### WHAT IS EXPECTED
Keep every line in which "activity" occurs and drop the rest of the data.

■ ■ ■

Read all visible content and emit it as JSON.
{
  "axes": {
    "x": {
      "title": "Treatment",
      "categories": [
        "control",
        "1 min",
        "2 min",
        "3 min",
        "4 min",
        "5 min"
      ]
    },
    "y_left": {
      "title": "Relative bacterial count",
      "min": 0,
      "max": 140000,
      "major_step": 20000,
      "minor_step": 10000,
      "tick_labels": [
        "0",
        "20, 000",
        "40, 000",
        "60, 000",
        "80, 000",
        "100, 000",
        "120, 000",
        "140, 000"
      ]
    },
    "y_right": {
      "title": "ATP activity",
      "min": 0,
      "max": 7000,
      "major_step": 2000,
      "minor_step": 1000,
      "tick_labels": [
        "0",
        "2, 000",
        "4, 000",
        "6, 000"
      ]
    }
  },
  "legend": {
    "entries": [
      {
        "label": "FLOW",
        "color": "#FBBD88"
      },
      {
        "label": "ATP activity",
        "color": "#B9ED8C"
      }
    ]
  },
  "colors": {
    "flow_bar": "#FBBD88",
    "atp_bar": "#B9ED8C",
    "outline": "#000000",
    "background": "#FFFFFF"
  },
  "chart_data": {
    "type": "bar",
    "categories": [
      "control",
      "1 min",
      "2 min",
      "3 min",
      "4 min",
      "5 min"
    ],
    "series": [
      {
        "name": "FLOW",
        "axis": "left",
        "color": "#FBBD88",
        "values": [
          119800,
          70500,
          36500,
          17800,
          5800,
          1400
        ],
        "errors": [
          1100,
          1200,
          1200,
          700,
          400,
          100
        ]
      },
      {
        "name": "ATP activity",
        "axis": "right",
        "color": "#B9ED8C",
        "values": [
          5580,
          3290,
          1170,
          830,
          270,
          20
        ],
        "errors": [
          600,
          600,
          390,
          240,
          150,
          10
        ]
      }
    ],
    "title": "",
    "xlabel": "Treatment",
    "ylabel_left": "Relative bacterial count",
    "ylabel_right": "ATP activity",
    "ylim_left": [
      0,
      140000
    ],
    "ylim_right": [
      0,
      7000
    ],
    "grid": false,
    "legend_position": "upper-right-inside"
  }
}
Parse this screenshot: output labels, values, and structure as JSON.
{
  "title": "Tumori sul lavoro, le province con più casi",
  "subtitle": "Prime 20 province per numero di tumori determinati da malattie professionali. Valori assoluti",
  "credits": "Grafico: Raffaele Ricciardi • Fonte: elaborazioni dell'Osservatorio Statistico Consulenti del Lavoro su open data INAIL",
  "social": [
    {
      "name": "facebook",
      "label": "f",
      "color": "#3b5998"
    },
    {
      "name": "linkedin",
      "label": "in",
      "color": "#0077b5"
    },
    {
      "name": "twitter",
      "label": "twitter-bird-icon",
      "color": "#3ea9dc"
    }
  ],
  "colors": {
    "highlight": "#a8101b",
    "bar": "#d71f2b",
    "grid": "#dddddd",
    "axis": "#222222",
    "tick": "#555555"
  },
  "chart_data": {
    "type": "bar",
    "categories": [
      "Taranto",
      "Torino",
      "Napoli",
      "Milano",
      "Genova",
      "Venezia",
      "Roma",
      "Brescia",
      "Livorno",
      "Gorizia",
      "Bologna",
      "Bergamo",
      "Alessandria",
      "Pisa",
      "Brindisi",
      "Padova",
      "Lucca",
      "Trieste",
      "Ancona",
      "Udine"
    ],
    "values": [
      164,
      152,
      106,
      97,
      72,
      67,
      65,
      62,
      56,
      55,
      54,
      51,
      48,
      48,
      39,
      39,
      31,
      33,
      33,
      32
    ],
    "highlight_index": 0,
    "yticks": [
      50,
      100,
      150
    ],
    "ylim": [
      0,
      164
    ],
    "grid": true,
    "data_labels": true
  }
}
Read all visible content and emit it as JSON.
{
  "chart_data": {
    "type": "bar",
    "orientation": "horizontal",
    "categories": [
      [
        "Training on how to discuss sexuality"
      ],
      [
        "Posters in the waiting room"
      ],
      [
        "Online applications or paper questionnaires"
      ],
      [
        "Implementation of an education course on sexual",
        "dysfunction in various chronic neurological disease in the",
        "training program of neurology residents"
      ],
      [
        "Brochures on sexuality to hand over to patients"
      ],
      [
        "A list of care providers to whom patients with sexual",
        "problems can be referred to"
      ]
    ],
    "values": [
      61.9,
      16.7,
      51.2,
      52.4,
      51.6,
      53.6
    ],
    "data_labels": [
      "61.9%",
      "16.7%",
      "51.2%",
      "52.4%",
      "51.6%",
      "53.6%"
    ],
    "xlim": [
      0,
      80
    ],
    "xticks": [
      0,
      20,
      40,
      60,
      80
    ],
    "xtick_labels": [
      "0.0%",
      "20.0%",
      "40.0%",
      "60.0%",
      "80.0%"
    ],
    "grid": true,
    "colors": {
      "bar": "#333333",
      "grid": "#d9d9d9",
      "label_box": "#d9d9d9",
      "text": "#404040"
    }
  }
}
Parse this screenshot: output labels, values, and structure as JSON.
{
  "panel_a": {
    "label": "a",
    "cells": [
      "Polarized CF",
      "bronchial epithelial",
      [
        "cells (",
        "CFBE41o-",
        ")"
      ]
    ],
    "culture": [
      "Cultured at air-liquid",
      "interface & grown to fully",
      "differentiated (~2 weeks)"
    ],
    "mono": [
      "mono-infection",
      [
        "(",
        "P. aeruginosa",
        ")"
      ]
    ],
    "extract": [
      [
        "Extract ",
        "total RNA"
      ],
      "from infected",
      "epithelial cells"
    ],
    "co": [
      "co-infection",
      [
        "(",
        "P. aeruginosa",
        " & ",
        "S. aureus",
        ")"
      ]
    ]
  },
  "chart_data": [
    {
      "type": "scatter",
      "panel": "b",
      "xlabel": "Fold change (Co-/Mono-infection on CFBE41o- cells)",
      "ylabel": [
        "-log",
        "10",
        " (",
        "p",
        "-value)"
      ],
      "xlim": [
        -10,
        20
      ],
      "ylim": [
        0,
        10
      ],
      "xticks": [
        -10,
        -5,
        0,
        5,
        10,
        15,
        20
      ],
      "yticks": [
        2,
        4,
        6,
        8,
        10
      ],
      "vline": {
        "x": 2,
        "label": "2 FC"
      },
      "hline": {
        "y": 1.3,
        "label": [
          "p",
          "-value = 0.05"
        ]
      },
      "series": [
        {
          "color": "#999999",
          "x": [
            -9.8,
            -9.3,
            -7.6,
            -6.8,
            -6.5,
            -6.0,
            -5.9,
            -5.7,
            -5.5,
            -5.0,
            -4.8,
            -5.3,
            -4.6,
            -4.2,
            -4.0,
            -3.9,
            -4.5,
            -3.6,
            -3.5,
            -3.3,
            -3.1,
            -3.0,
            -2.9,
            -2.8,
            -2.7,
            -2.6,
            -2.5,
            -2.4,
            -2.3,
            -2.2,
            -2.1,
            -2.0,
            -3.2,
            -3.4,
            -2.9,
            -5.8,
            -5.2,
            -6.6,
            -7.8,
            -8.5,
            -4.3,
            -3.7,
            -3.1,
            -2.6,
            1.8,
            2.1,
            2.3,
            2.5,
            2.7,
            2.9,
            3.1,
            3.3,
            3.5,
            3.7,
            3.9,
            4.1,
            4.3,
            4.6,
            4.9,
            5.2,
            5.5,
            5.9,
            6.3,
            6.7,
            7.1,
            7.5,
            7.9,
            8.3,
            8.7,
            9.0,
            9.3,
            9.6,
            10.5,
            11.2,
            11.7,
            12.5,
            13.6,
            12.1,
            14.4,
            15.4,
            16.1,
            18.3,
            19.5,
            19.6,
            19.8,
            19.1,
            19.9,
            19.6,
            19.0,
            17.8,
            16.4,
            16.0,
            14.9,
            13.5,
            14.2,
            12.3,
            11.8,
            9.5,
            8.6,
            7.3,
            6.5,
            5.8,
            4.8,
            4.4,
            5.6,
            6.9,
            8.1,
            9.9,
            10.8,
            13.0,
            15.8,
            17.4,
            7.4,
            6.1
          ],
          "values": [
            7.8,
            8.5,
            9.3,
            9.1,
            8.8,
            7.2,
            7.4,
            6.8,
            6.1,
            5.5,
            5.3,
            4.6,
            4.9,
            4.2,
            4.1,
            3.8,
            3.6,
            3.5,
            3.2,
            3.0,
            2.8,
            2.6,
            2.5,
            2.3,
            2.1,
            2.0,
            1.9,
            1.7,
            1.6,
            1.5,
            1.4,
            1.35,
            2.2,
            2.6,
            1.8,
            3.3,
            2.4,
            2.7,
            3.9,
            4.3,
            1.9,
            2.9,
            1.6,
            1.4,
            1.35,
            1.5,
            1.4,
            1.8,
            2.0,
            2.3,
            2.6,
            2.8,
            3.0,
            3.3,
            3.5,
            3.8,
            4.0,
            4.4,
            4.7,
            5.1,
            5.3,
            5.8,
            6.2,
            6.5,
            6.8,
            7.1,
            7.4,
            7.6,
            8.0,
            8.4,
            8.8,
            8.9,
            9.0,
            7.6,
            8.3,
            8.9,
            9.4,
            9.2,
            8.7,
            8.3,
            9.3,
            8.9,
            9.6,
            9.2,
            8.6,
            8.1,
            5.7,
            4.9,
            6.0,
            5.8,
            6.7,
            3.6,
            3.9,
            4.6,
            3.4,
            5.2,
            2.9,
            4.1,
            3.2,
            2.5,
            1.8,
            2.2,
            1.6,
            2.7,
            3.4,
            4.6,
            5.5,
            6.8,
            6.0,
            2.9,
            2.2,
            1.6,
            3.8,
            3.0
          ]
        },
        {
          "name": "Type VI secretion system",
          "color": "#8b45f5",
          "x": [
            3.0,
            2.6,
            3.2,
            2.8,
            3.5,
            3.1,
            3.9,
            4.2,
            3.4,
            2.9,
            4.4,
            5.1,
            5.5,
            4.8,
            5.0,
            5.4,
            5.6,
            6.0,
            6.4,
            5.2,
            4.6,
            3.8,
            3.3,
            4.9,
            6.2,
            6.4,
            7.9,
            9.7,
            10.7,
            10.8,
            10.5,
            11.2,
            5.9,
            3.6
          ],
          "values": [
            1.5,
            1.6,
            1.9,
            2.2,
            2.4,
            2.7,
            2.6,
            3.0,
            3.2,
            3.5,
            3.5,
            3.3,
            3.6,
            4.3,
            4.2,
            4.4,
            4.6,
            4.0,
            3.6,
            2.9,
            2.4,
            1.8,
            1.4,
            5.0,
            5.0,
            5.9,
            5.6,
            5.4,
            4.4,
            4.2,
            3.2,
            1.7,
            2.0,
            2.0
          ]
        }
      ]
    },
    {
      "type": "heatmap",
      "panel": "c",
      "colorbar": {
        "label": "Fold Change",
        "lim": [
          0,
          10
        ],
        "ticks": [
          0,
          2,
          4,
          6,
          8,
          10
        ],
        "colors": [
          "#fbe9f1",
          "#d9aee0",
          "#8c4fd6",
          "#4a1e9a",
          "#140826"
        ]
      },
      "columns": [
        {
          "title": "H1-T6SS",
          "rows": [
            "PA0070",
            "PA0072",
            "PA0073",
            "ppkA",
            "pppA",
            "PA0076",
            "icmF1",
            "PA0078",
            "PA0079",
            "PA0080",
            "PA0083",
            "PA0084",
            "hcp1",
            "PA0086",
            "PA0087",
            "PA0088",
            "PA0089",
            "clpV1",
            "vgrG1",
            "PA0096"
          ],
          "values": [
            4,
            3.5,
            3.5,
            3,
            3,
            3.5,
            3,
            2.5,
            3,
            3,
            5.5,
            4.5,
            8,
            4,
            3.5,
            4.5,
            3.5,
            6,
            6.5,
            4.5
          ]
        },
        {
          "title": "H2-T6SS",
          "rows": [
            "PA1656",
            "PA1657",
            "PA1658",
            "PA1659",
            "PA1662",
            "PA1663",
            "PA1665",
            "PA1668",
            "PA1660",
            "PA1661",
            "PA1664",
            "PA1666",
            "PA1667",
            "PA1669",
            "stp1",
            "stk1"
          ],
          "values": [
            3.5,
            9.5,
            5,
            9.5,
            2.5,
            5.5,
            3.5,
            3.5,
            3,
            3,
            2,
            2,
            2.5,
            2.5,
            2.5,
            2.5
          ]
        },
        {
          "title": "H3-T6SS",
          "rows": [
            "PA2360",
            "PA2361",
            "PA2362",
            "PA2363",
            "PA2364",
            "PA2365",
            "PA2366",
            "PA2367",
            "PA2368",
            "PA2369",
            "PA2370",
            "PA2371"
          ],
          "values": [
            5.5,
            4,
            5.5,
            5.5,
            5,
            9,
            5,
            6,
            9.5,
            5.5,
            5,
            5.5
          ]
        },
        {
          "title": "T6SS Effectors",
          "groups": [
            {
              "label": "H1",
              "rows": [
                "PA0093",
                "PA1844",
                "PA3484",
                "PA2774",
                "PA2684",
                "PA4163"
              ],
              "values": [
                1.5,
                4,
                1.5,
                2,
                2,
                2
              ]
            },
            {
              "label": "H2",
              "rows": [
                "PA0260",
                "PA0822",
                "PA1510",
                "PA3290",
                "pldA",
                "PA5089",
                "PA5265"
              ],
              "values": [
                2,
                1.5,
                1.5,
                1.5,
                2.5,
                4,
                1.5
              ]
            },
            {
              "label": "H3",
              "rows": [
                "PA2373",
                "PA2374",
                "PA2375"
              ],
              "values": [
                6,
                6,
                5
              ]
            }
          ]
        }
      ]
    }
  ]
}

■ ■ ■

### SOLUTION TO THIS PROBLEM
      "title": "ATP activity",
        "label": "ATP activity",
        "name": "ATP activity",
    "ylabel_right": "ATP activity",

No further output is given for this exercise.